§ **WHAT THIS TASK INVOLVES**
Copy each line in which the string "Copyright" occurs.

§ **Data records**
• • •
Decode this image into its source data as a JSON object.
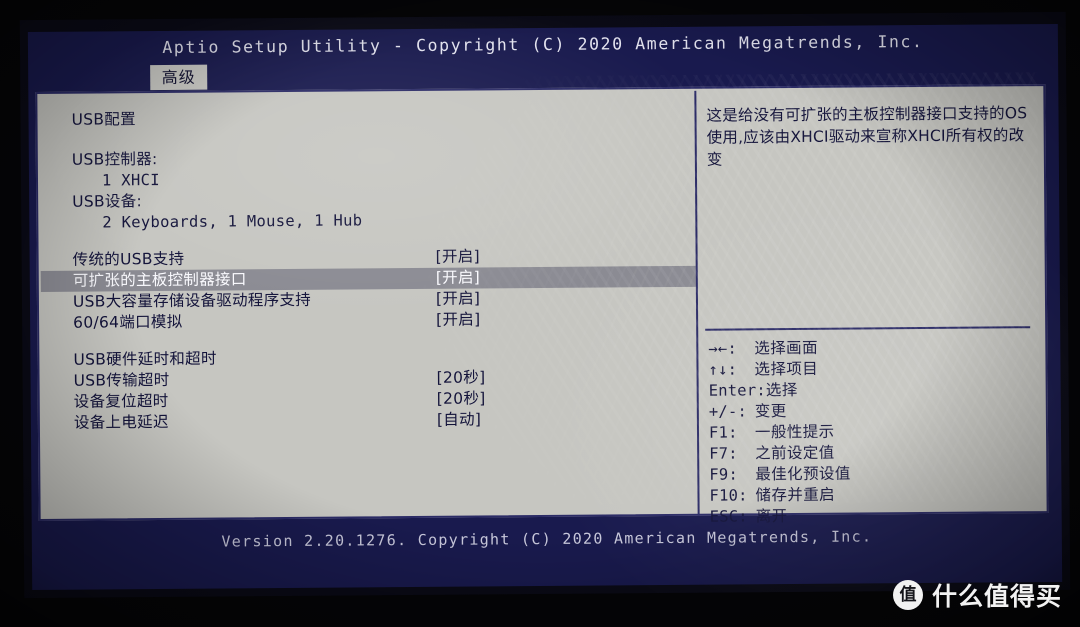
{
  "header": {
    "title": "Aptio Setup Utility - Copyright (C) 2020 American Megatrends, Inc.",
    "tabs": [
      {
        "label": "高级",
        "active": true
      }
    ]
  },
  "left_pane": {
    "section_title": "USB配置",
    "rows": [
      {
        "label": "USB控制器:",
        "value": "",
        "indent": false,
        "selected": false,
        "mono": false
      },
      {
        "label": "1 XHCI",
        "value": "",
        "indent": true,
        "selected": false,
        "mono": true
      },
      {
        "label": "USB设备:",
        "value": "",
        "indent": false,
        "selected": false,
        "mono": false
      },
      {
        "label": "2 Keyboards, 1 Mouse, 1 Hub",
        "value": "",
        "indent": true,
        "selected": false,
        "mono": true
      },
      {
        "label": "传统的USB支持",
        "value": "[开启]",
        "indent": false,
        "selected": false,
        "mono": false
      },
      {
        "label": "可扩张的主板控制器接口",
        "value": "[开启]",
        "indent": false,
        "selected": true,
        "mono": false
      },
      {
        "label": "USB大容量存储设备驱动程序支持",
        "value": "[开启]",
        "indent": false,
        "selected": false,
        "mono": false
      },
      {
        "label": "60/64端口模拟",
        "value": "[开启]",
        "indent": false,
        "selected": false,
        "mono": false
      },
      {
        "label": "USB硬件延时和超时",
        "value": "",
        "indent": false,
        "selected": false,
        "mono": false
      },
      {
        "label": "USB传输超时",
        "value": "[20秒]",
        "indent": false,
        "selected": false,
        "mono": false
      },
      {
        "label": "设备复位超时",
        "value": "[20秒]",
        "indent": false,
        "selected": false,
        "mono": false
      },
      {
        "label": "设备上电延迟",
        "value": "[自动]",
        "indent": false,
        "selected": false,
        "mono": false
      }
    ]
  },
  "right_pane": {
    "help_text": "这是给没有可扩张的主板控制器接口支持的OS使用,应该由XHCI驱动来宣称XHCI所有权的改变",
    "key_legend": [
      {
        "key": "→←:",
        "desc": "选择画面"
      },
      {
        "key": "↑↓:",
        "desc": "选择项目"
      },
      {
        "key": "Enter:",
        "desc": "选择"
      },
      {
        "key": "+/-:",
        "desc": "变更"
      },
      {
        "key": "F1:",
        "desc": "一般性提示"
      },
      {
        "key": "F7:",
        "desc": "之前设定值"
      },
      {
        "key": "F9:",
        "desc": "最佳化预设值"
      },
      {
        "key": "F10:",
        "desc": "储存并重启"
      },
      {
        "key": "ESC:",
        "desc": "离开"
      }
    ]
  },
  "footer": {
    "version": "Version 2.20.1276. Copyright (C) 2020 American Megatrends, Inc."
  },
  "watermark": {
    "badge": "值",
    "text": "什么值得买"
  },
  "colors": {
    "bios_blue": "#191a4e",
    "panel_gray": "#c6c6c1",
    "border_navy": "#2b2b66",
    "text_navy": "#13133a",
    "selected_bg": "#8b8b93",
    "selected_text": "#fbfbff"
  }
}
• • •
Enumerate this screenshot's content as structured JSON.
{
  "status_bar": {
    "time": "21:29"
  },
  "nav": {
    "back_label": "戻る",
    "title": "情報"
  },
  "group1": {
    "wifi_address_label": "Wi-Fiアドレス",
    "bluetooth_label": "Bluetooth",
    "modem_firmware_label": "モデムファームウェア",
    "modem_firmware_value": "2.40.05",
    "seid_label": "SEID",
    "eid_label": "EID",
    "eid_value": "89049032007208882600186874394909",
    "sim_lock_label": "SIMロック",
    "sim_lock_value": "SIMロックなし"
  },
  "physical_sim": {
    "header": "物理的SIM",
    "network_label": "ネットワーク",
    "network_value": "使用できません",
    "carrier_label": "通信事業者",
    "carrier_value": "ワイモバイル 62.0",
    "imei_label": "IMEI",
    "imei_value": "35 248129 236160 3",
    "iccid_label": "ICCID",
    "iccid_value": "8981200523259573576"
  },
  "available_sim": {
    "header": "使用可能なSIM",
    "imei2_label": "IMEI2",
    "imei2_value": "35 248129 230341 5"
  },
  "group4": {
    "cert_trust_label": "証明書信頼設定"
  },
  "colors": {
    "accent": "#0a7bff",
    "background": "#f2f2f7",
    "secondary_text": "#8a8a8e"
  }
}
• • •
§ **CORRECT RESULT**
    "title": "Aptio Setup Utility - Copyright (C) 2020 American Megatrends, Inc.",
    "version": "Version 2.20.1276. Copyright (C) 2020 American Megatrends, Inc."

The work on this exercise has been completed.